● Stated problem: Give an exact copy of every line, leaving images out.

● Recorded data:
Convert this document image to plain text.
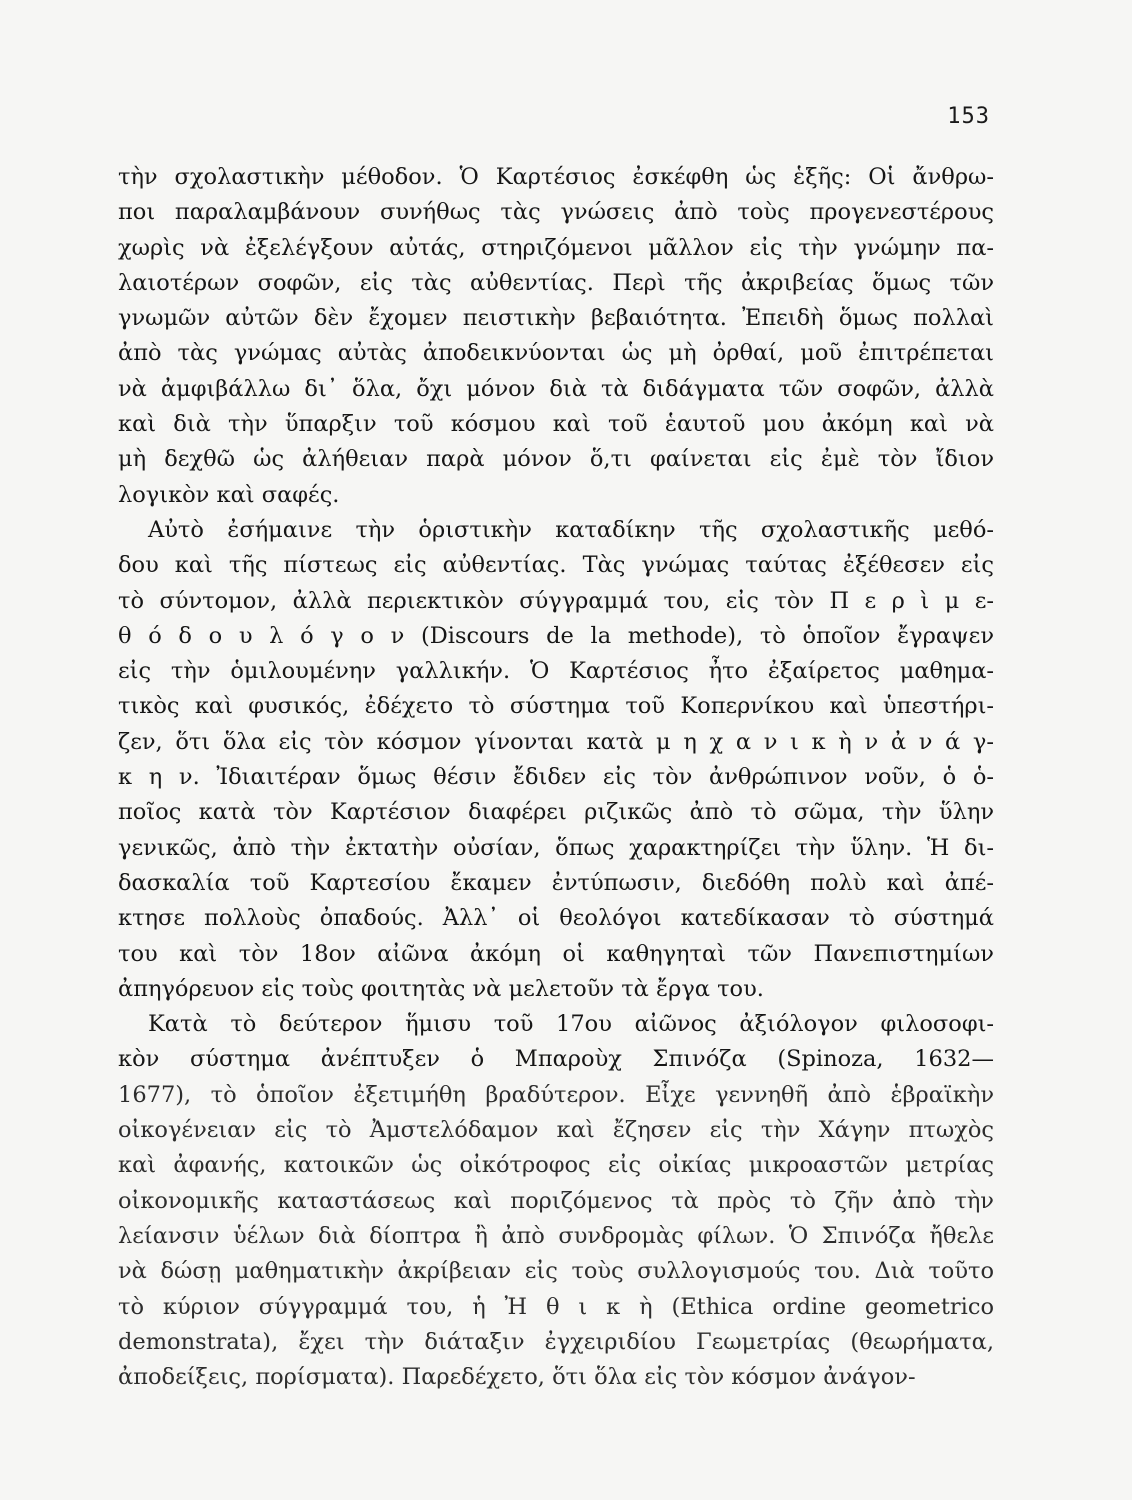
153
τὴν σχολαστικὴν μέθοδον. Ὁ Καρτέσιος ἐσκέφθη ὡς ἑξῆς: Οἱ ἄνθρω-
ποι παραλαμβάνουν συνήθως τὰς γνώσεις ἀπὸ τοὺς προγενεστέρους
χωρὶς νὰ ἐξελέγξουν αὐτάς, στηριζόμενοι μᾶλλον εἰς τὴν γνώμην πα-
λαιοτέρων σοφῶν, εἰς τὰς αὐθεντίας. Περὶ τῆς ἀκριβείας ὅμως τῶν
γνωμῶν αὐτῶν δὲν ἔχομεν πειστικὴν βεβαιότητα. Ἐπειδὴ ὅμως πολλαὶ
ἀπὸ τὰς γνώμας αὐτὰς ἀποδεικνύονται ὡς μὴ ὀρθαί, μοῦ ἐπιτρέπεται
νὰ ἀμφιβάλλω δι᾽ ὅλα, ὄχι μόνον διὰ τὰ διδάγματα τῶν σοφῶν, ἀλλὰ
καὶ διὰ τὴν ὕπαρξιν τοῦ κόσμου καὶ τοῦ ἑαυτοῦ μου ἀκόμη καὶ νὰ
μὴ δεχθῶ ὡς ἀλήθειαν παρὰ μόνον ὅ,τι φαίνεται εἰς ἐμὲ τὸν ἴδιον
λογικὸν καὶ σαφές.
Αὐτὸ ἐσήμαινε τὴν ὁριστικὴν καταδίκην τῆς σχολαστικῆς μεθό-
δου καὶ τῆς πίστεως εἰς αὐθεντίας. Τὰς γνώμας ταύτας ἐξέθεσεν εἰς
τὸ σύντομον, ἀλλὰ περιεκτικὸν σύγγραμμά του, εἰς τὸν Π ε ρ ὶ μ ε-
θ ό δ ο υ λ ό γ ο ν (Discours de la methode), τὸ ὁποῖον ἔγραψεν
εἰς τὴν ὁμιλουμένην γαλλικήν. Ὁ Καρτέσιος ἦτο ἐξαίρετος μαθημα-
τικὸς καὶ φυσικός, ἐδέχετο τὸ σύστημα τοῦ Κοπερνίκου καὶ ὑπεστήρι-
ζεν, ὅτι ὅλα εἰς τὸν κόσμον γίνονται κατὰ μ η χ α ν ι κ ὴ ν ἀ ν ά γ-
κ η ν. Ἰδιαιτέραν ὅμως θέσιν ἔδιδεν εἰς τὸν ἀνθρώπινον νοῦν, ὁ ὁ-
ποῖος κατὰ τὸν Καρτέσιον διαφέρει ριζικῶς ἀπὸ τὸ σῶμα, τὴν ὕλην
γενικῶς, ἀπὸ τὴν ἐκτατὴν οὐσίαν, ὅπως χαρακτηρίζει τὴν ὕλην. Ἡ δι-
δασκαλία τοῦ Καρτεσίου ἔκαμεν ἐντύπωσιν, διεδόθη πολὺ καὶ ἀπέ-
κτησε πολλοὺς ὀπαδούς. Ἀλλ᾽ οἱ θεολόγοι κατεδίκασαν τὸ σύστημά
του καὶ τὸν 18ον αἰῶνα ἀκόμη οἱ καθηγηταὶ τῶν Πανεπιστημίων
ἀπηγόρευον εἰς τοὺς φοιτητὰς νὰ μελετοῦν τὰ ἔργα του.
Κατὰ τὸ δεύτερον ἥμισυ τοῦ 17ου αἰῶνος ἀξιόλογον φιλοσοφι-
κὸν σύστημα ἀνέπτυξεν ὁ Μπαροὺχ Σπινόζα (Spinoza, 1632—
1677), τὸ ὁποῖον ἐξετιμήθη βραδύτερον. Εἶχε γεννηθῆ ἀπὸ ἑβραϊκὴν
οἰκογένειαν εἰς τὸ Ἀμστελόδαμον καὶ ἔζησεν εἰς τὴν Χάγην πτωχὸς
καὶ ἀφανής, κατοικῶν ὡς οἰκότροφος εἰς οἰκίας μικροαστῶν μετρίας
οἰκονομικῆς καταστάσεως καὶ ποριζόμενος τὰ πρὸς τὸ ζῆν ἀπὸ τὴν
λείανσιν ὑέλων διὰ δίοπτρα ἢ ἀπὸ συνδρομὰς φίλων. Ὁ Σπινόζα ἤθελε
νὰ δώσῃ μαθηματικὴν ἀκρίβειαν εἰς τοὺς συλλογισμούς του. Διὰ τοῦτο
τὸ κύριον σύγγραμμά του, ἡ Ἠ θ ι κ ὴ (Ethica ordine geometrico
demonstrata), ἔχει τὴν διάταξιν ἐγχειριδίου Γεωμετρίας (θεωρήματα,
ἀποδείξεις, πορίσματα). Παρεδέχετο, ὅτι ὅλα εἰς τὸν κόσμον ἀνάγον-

● Written answer:
Convert this document image to plain text.
153
τὴν σχολαστικὴν μέθοδον. Ὁ Καρτέσιος ἐσκέφθη ὡς ἑξῆς: Οἱ ἄνθρω-
ποι παραλαμβάνουν συνήθως τὰς γνώσεις ἀπὸ τοὺς προγενεστέρους
χωρὶς νὰ ἐξελέγξουν αὐτάς, στηριζόμενοι μᾶλλον εἰς τὴν γνώμην πα-
λαιοτέρων σοφῶν, εἰς τὰς αὐθεντίας. Περὶ τῆς ἀκριβείας ὅμως τῶν
γνωμῶν αὐτῶν δὲν ἔχομεν πειστικὴν βεβαιότητα. Ἐπειδὴ ὅμως πολλαὶ
ἀπὸ τὰς γνώμας αὐτὰς ἀποδεικνύονται ὡς μὴ ὀρθαί, μοῦ ἐπιτρέπεται
νὰ ἀμφιβάλλω δι᾽ ὅλα, ὄχι μόνον διὰ τὰ διδάγματα τῶν σοφῶν, ἀλλὰ
καὶ διὰ τὴν ὕπαρξιν τοῦ κόσμου καὶ τοῦ ἑαυτοῦ μου ἀκόμη καὶ νὰ
μὴ δεχθῶ ὡς ἀλήθειαν παρὰ μόνον ὅ,τι φαίνεται εἰς ἐμὲ τὸν ἴδιον
λογικὸν καὶ σαφές.
Αὐτὸ ἐσήμαινε τὴν ὁριστικὴν καταδίκην τῆς σχολαστικῆς μεθό-
δου καὶ τῆς πίστεως εἰς αὐθεντίας. Τὰς γνώμας ταύτας ἐξέθεσεν εἰς
τὸ σύντομον, ἀλλὰ περιεκτικὸν σύγγραμμά του, εἰς τὸν Π ε ρ ὶ μ ε-
θ ό δ ο υ λ ό γ ο ν (Discours de la methode), τὸ ὁποῖον ἔγραψεν
εἰς τὴν ὁμιλουμένην γαλλικήν. Ὁ Καρτέσιος ἦτο ἐξαίρετος μαθημα-
τικὸς καὶ φυσικός, ἐδέχετο τὸ σύστημα τοῦ Κοπερνίκου καὶ ὑπεστήρι-
ζεν, ὅτι ὅλα εἰς τὸν κόσμον γίνονται κατὰ μ η χ α ν ι κ ὴ ν ἀ ν ά γ-
κ η ν. Ἰδιαιτέραν ὅμως θέσιν ἔδιδεν εἰς τὸν ἀνθρώπινον νοῦν, ὁ ὁ-
ποῖος κατὰ τὸν Καρτέσιον διαφέρει ριζικῶς ἀπὸ τὸ σῶμα, τὴν ὕλην
γενικῶς, ἀπὸ τὴν ἐκτατὴν οὐσίαν, ὅπως χαρακτηρίζει τὴν ὕλην. Ἡ δι-
δασκαλία τοῦ Καρτεσίου ἔκαμεν ἐντύπωσιν, διεδόθη πολὺ καὶ ἀπέ-
κτησε πολλοὺς ὀπαδούς. Ἀλλ᾽ οἱ θεολόγοι κατεδίκασαν τὸ σύστημά
του καὶ τὸν 18ον αἰῶνα ἀκόμη οἱ καθηγηταὶ τῶν Πανεπιστημίων
ἀπηγόρευον εἰς τοὺς φοιτητὰς νὰ μελετοῦν τὰ ἔργα του.
Κατὰ τὸ δεύτερον ἥμισυ τοῦ 17ου αἰῶνος ἀξιόλογον φιλοσοφι-
κὸν σύστημα ἀνέπτυξεν ὁ Μπαροὺχ Σπινόζα (Spinoza, 1632—
1677), τὸ ὁποῖον ἐξετιμήθη βραδύτερον. Εἶχε γεννηθῆ ἀπὸ ἑβραϊκὴν
οἰκογένειαν εἰς τὸ Ἀμστελόδαμον καὶ ἔζησεν εἰς τὴν Χάγην πτωχὸς
καὶ ἀφανής, κατοικῶν ὡς οἰκότροφος εἰς οἰκίας μικροαστῶν μετρίας
οἰκονομικῆς καταστάσεως καὶ ποριζόμενος τὰ πρὸς τὸ ζῆν ἀπὸ τὴν
λείανσιν ὑέλων διὰ δίοπτρα ἢ ἀπὸ συνδρομὰς φίλων. Ὁ Σπινόζα ἤθελε
νὰ δώσῃ μαθηματικὴν ἀκρίβειαν εἰς τοὺς συλλογισμούς του. Διὰ τοῦτο
τὸ κύριον σύγγραμμά του, ἡ Ἠ θ ι κ ὴ (Ethica ordine geometrico
demonstrata), ἔχει τὴν διάταξιν ἐγχειριδίου Γεωμετρίας (θεωρήματα,
ἀποδείξεις, πορίσματα). Παρεδέχετο, ὅτι ὅλα εἰς τὸν κόσμον ἀνάγον-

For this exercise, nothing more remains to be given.